▶ [DIRECTIONS FOR THIS TASK]: Extract every line that contains the string "name".

※ ※ ※

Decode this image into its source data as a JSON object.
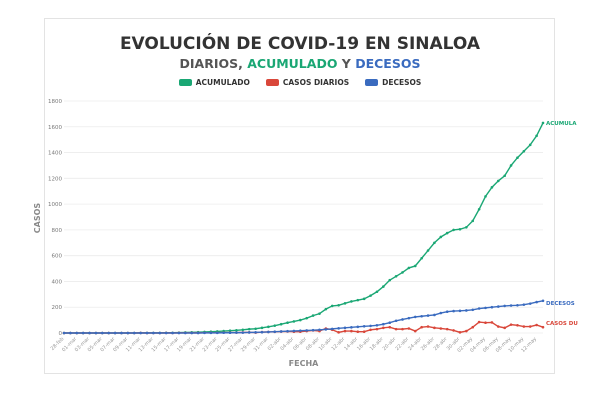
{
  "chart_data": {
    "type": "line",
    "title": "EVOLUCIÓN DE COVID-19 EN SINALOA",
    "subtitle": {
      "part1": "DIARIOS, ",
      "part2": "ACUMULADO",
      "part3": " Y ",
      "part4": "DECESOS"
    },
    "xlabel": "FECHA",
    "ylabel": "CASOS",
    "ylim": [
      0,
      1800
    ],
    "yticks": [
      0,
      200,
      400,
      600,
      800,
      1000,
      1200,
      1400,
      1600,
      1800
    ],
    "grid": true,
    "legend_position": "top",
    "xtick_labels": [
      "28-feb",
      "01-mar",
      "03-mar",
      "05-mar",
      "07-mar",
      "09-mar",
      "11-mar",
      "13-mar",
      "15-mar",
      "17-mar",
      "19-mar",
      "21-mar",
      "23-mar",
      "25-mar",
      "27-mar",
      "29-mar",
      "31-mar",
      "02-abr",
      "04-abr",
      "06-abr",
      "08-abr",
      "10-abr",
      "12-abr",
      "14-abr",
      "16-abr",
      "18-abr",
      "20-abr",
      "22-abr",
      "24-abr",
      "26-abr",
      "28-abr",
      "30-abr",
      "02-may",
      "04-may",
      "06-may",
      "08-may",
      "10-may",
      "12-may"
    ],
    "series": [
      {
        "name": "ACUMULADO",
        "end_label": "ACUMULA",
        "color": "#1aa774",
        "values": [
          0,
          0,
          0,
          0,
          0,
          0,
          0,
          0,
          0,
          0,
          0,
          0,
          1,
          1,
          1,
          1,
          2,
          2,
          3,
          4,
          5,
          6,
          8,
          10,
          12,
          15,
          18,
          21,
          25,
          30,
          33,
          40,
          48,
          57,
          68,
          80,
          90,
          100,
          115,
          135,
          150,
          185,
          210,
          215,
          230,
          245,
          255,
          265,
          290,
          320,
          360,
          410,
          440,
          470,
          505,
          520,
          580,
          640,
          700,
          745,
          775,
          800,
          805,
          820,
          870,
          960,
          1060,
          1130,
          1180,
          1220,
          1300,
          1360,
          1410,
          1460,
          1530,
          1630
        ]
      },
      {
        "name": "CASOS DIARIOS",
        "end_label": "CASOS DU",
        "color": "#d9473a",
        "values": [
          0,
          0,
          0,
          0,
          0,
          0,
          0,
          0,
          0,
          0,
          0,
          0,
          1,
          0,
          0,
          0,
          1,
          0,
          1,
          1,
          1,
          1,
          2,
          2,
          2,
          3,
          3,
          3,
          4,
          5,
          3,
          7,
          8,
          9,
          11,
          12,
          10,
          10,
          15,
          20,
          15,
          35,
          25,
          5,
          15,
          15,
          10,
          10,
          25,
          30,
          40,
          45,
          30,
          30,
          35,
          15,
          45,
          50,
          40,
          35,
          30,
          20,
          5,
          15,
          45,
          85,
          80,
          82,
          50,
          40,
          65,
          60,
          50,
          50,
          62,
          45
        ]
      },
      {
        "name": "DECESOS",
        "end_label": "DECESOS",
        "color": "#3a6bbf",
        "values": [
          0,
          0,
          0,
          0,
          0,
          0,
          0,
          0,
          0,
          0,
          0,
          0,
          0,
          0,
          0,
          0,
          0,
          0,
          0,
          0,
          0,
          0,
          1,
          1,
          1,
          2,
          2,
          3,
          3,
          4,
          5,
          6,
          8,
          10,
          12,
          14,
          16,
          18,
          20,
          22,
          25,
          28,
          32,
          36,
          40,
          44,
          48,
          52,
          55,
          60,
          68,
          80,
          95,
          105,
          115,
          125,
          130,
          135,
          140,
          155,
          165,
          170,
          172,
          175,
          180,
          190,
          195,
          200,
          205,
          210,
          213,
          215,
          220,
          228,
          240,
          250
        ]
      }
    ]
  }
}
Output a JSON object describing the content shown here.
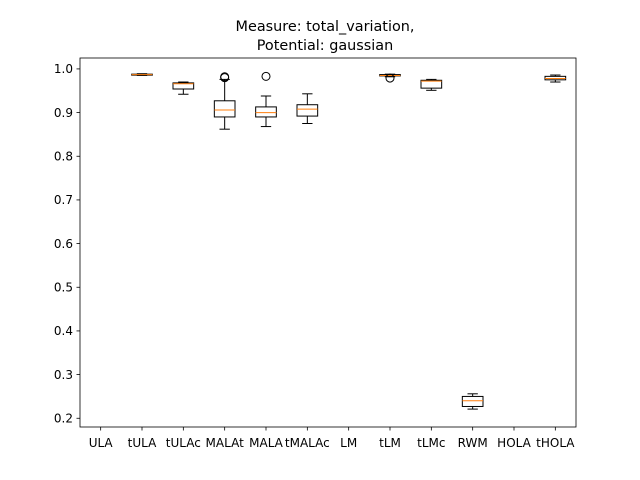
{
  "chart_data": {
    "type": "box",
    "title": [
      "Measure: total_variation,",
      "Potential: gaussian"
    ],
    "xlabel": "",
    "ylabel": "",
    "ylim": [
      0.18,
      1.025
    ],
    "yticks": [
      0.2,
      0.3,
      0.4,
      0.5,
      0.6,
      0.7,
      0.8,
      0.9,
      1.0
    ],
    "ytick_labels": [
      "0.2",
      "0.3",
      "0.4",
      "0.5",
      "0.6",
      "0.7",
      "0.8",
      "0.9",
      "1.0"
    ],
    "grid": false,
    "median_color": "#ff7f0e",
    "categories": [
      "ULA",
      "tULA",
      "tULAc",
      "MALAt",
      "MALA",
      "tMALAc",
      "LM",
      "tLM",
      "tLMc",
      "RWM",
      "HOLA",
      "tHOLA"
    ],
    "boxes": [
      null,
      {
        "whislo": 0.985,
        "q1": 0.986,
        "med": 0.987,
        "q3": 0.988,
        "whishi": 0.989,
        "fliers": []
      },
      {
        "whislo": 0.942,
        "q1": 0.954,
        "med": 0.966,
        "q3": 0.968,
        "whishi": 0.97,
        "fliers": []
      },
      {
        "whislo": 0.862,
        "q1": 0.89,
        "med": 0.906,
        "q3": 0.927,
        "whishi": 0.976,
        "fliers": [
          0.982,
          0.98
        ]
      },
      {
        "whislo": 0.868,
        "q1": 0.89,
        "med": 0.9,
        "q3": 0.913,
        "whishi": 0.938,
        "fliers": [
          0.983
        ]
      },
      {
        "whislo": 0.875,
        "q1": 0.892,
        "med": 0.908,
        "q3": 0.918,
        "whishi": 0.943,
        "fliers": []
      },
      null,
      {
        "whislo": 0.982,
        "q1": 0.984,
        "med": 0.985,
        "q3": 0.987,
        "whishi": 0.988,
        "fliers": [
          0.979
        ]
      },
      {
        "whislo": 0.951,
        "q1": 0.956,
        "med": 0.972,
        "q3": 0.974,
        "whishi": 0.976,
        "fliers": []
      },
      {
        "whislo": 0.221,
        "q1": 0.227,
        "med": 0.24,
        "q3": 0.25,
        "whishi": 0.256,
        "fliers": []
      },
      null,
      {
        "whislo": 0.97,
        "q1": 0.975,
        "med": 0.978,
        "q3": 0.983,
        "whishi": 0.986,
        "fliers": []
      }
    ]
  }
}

※ ※ ※

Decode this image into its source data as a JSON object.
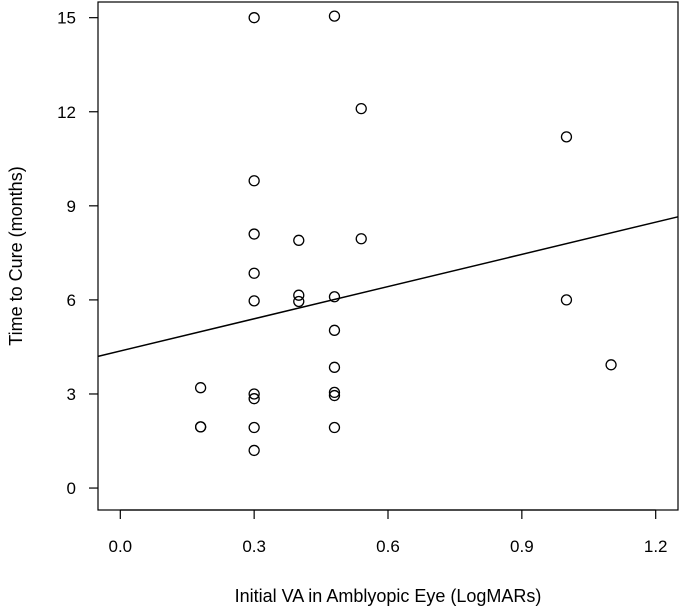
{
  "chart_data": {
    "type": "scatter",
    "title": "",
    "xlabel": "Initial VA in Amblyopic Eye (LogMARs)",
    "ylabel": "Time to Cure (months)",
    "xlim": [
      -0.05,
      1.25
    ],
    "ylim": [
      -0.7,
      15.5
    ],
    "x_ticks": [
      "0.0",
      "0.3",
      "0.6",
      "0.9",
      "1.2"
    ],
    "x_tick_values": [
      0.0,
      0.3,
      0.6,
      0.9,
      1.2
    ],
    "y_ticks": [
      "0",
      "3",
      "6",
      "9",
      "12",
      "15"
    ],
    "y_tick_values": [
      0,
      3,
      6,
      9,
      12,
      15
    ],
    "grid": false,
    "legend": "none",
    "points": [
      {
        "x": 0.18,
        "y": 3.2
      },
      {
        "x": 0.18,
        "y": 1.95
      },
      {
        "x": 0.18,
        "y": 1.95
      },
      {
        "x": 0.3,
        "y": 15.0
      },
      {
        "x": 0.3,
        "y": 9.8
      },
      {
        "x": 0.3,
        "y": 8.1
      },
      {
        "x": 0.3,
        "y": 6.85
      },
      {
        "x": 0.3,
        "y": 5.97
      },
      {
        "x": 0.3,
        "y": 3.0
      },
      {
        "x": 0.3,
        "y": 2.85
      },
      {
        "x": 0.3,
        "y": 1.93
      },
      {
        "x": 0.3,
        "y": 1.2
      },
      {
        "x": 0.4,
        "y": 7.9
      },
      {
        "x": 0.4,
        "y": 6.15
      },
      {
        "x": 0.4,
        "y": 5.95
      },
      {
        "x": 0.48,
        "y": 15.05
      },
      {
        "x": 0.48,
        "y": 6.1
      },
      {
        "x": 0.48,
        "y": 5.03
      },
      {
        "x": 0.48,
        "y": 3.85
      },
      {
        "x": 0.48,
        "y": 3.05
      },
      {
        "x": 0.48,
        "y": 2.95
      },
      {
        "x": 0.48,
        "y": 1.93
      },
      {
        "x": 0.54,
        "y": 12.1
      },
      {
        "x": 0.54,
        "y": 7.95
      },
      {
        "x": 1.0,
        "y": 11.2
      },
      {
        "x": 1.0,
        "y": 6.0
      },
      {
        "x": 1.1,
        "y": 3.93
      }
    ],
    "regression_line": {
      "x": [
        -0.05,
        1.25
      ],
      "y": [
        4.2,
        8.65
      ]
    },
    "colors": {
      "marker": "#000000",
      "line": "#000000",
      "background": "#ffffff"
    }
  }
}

※ ※ ※

▶ [SOLUTION FOR THIS PROBLEM]:
        "name": "ACUMULADO",
        "name": "CASOS DIARIOS",
        "name": "DECESOS",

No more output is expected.